### [Directions for this task]
Read the records below. Copy each line where the string "structure" occurs.

Dataset records
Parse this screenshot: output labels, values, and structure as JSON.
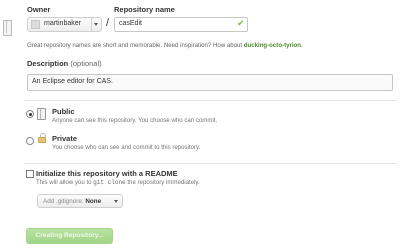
{
  "owner": {
    "label": "Owner",
    "selected": "martinbaker"
  },
  "repository": {
    "label": "Repository name",
    "separator": "/",
    "value": "casEdit"
  },
  "hint": {
    "text": "Great repository names are short and memorable. Need inspiration? How about",
    "suggestion": "ducking-octo-tyrion",
    "end": "."
  },
  "description": {
    "label": "Description",
    "optional": "(optional)",
    "value": "An Eclipse editor for CAS."
  },
  "visibility": {
    "public": {
      "title": "Public",
      "description": "Anyone can see this repository. You choose who can commit."
    },
    "private": {
      "title": "Private",
      "description": "You choose who can see and commit to this repository."
    }
  },
  "readme": {
    "title": "Initialize this repository with a README",
    "desc_before": "This will allow you to",
    "command": "git clone",
    "desc_after": "the repository immediately."
  },
  "gitignore": {
    "prefix": "Add .gitignore:",
    "value": "None"
  },
  "create_button": "Creating Repository...",
  "colors": {
    "check": "#6cc644",
    "suggestion": "#4a8b2a",
    "button": "#a0d486"
  }
}
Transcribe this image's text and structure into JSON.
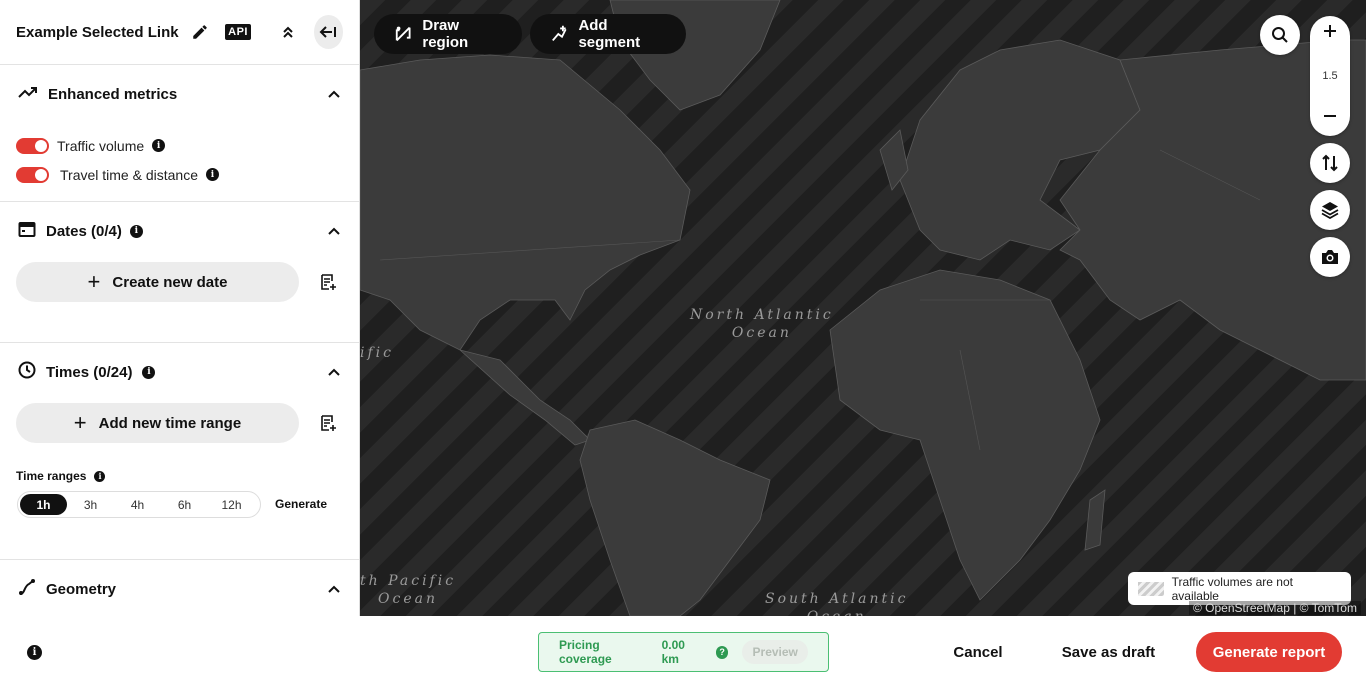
{
  "header": {
    "title": "Example Selected Link",
    "api_label": "API"
  },
  "enhanced_metrics": {
    "title": "Enhanced metrics",
    "toggles": [
      {
        "label": "Traffic volume",
        "on": true
      },
      {
        "label": "Travel time & distance",
        "on": true
      }
    ]
  },
  "dates": {
    "title": "Dates (0/4)",
    "create_label": "Create new date"
  },
  "times": {
    "title": "Times (0/24)",
    "add_label": "Add new time range",
    "ranges_label": "Time ranges",
    "ranges": [
      "1h",
      "3h",
      "4h",
      "6h",
      "12h"
    ],
    "selected_range": "1h",
    "generate_label": "Generate"
  },
  "geometry": {
    "title": "Geometry"
  },
  "map": {
    "draw_region_label": "Draw region",
    "add_segment_label": "Add segment",
    "zoom_level": "1.5",
    "ocean_labels": {
      "north_atlantic": "North Atlantic\nOcean",
      "pacific_fragment": "ific",
      "south_pacific_fragment": "th Pacific\nOcean",
      "south_atlantic": "South Atlantic\nOcean"
    },
    "legend_text": "Traffic volumes are not available",
    "attribution": "© OpenStreetMap | © TomTom"
  },
  "footer": {
    "pricing_label": "Pricing coverage",
    "pricing_value": "0.00 km",
    "preview_label": "Preview",
    "cancel_label": "Cancel",
    "save_draft_label": "Save as draft",
    "generate_report_label": "Generate report"
  },
  "colors": {
    "accent": "#e23b33",
    "pricing_green": "#2e9a52",
    "map_land": "#3b3b3b"
  },
  "icons": [
    "pencil-icon",
    "api-icon",
    "chevrons-up-icon",
    "collapse-left-icon",
    "trending-up-icon",
    "calendar-icon",
    "clock-icon",
    "geometry-icon",
    "chevron-up-icon",
    "info-icon",
    "plus-icon",
    "list-add-icon",
    "draw-region-icon",
    "add-segment-icon",
    "search-icon",
    "zoom-in-icon",
    "zoom-out-icon",
    "sort-arrows-icon",
    "layers-icon",
    "camera-icon"
  ]
}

### [Result of the task]
Parse this screenshot: output labels, values, and structure as JSON.
Transcribe this image's text and structure into JSON.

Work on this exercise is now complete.